◆ Short exercise ◆
In this exercise, reproduce all the entries that follow exactly.

[Recorded data start]

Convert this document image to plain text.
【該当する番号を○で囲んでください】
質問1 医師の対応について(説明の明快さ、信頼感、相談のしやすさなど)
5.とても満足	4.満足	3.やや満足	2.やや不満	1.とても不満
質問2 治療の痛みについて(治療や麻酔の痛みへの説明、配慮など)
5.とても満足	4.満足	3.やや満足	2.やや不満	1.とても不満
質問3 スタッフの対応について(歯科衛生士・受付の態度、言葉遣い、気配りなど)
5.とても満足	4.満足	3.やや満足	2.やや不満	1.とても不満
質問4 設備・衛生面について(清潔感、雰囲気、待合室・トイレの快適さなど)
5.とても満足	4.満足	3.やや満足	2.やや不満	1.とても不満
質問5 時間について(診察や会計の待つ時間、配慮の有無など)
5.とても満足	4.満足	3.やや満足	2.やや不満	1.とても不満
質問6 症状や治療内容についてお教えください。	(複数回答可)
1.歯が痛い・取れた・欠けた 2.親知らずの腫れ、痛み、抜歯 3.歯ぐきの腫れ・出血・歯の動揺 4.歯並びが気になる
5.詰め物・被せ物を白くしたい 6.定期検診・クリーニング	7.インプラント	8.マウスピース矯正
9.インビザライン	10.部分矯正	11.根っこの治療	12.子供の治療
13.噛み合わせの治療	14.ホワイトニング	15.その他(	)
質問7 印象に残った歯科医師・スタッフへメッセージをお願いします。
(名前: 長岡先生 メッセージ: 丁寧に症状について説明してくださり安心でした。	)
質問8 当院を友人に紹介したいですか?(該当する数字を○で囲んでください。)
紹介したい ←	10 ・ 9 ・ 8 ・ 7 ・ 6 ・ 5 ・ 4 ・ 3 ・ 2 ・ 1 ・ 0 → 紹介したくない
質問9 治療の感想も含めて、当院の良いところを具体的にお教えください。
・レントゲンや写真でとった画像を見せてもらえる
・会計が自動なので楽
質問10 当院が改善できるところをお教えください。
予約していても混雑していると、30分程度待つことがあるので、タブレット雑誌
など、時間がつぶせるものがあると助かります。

[Recorded data end]

◆ The result ◆
Convert this document image to plain text.
【該当する番号を○で囲んでください】
質問1 医師の対応について(説明の明快さ、信頼感、相談のしやすさなど)
5.とても満足	4.満足	3.やや満足	2.やや不満	1.とても不満
質問2 治療の痛みについて(治療や麻酔の痛みへの説明、配慮など)
5.とても満足	4.満足	3.やや満足	2.やや不満	1.とても不満
質問3 スタッフの対応について(歯科衛生士・受付の態度、言葉遣い、気配りなど)
5.とても満足	4.満足	3.やや満足	2.やや不満	1.とても不満
質問4 設備・衛生面について(清潔感、雰囲気、待合室・トイレの快適さなど)
5.とても満足	4.満足	3.やや満足	2.やや不満	1.とても不満
質問5 時間について(診察や会計の待つ時間、配慮の有無など)
5.とても満足	4.満足	3.やや満足	2.やや不満	1.とても不満
質問6 症状や治療内容についてお教えください。	(複数回答可)
1.歯が痛い・取れた・欠けた 2.親知らずの腫れ、痛み、抜歯 3.歯ぐきの腫れ・出血・歯の動揺 4.歯並びが気になる
5.詰め物・被せ物を白くしたい 6.定期検診・クリーニング	7.インプラント	8.マウスピース矯正
9.インビザライン	10.部分矯正	11.根っこの治療	12.子供の治療
13.噛み合わせの治療	14.ホワイトニング	15.その他(	)
質問7 印象に残った歯科医師・スタッフへメッセージをお願いします。
(名前: 長岡先生 メッセージ: 丁寧に症状について説明してくださり安心でした。	)
質問8 当院を友人に紹介したいですか?(該当する数字を○で囲んでください。)
紹介したい ←	10 ・ 9 ・ 8 ・ 7 ・ 6 ・ 5 ・ 4 ・ 3 ・ 2 ・ 1 ・ 0 → 紹介したくない
質問9 治療の感想も含めて、当院の良いところを具体的にお教えください。
・レントゲンや写真でとった画像を見せてもらえる
・会計が自動なので楽
質問10 当院が改善できるところをお教えください。
予約していても混雑していると、30分程度待つことがあるので、タブレット雑誌
など、時間がつぶせるものがあると助かります。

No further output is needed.